## begin Provided records

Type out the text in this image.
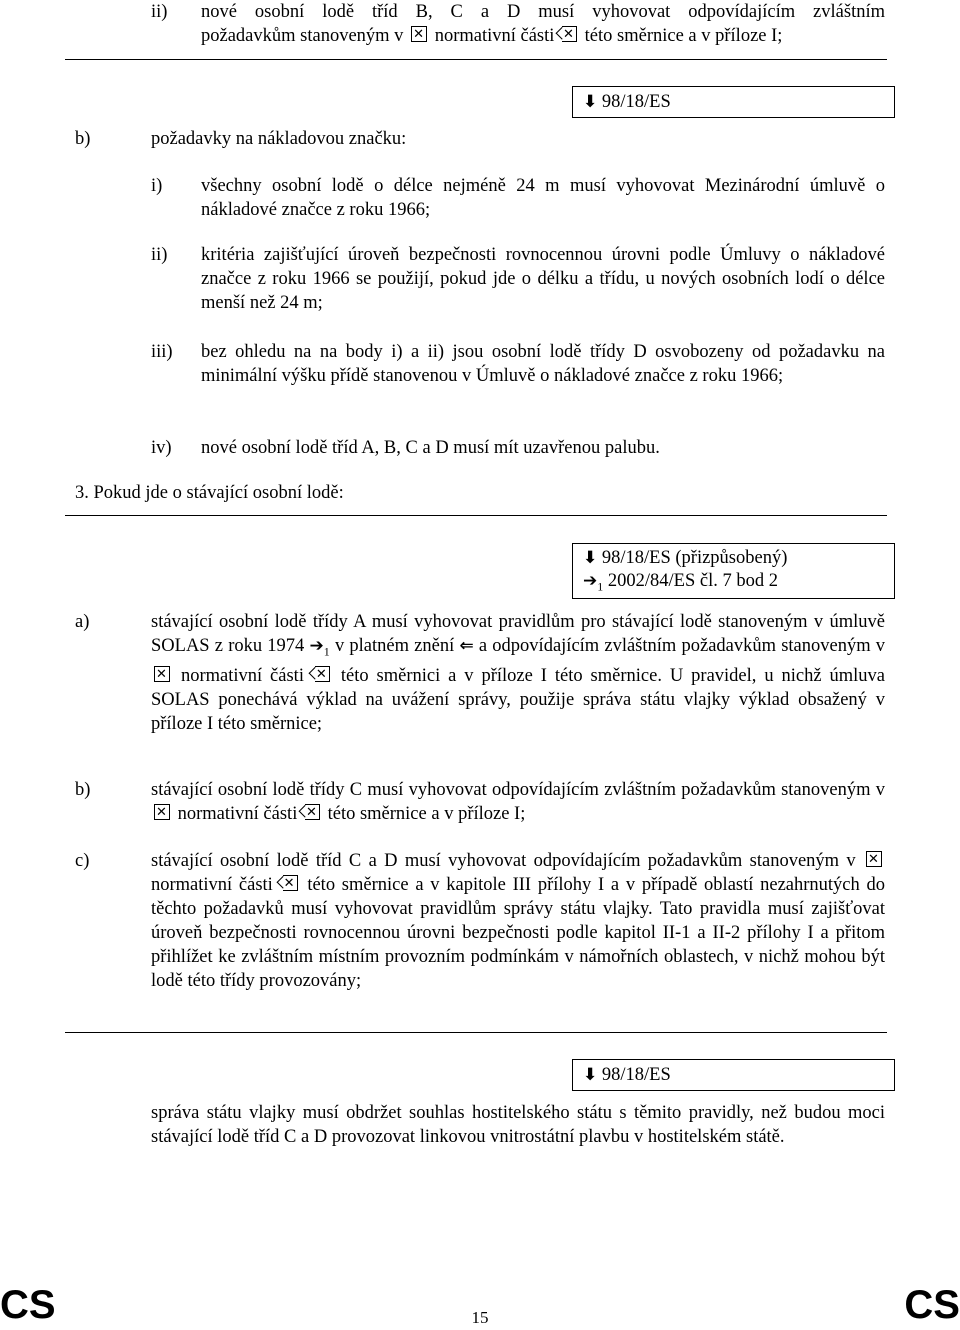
ii) nové osobní lodě tříd B, C a D musí vyhovovat odpovídajícím zvláštním
požadavkům stanoveným v ✕ normativní části ✕ této směrnice a v příloze I;
⬇ 98/18/ES
b)	požadavky na nákladovou značku:
i) všechny osobní lodě o délce nejméně 24 m musí vyhovovat Mezinárodní úmluvě o nákladové značce z roku 1966;
ii) kritéria zajišťující úroveň bezpečnosti rovnocennou úrovni podle Úmluvy o nákladové značce z roku 1966 se použijí, pokud jde o délku a třídu, u nových osobních lodí o délce menší než 24 m;
iii) bez ohledu na na body i) a ii) jsou osobní lodě třídy D osvobozeny od požadavku na minimální výšku přídě stanovenou v Úmluvě o nákladové značce z roku 1966;
iv) nové osobní lodě tříd A, B, C a D musí mít uzavřenou palubu.
3. Pokud jde o stávající osobní lodě:
⬇ 98/18/ES (přizpůsobený)
$➔_1$ 2002/84/ES čl. 7 bod 2
a)	stávající osobní lodě třídy A musí vyhovovat pravidlům pro stávající lodě stanoveným v úmluvě SOLAS z roku 1974 $➔_1$ v platném znění ⇐ a odpovídajícím zvláštním požadavkům stanoveným v ✕ normativní části ✕ této směrnici a v příloze I této směrnice. U pravidel, u nichž úmluva SOLAS ponechává výklad na uvážení správy, použije správa státu vlajky výklad obsažený v příloze I této směrnice;
b)	stávající osobní lodě třídy C musí vyhovovat odpovídajícím zvláštním požadavkům stanoveným v ✕ normativní části ✕ této směrnice a v příloze I;
c)	stávající osobní lodě tříd C a D musí vyhovovat odpovídajícím požadavkům stanoveným v ✕ normativní části ✕ této směrnice a v kapitole III přílohy I a v případě oblastí nezahrnutých do těchto požadavků musí vyhovovat pravidlům správy státu vlajky. Tato pravidla musí zajišťovat úroveň bezpečnosti rovnocennou úrovni bezpečnosti podle kapitol II-1 a II-2 přílohy I a přitom přihlížet ke zvláštním místním provozním podmínkám v námořních oblastech, v nichž mohou být lodě této třídy provozovány;
⬇ 98/18/ES
správa státu vlajky musí obdržet souhlas hostitelského státu s těmito pravidly, než budou moci stávající lodě tříd C a D provozovat linkovou vnitrostátní plavbu v hostitelském státě.
CS	15	CS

## end Provided records

- Directive
Give every line above again exactly, with no pictures.

- Solution for this problem
Type out the text in this image.
ii) nové osobní lodě tříd B, C a D musí vyhovovat odpovídajícím zvláštním
požadavkům stanoveným v ✕ normativní části ✕ této směrnice a v příloze I;
⬇ 98/18/ES
b)	požadavky na nákladovou značku:
i) všechny osobní lodě o délce nejméně 24 m musí vyhovovat Mezinárodní úmluvě o nákladové značce z roku 1966;
ii) kritéria zajišťující úroveň bezpečnosti rovnocennou úrovni podle Úmluvy o nákladové značce z roku 1966 se použijí, pokud jde o délku a třídu, u nových osobních lodí o délce menší než 24 m;
iii) bez ohledu na na body i) a ii) jsou osobní lodě třídy D osvobozeny od požadavku na minimální výšku přídě stanovenou v Úmluvě o nákladové značce z roku 1966;
iv) nové osobní lodě tříd A, B, C a D musí mít uzavřenou palubu.
3. Pokud jde o stávající osobní lodě:
⬇ 98/18/ES (přizpůsobený)
$➔_1$ 2002/84/ES čl. 7 bod 2
a)	stávající osobní lodě třídy A musí vyhovovat pravidlům pro stávající lodě stanoveným v úmluvě SOLAS z roku 1974 $➔_1$ v platném znění ⇐ a odpovídajícím zvláštním požadavkům stanoveným v ✕ normativní části ✕ této směrnici a v příloze I této směrnice. U pravidel, u nichž úmluva SOLAS ponechává výklad na uvážení správy, použije správa státu vlajky výklad obsažený v příloze I této směrnice;
b)	stávající osobní lodě třídy C musí vyhovovat odpovídajícím zvláštním požadavkům stanoveným v ✕ normativní části ✕ této směrnice a v příloze I;
c)	stávající osobní lodě tříd C a D musí vyhovovat odpovídajícím požadavkům stanoveným v ✕ normativní části ✕ této směrnice a v kapitole III přílohy I a v případě oblastí nezahrnutých do těchto požadavků musí vyhovovat pravidlům správy státu vlajky. Tato pravidla musí zajišťovat úroveň bezpečnosti rovnocennou úrovni bezpečnosti podle kapitol II-1 a II-2 přílohy I a přitom přihlížet ke zvláštním místním provozním podmínkám v námořních oblastech, v nichž mohou být lodě této třídy provozovány;
⬇ 98/18/ES
správa státu vlajky musí obdržet souhlas hostitelského státu s těmito pravidly, než budou moci stávající lodě tříd C a D provozovat linkovou vnitrostátní plavbu v hostitelském státě.
CS	15	CS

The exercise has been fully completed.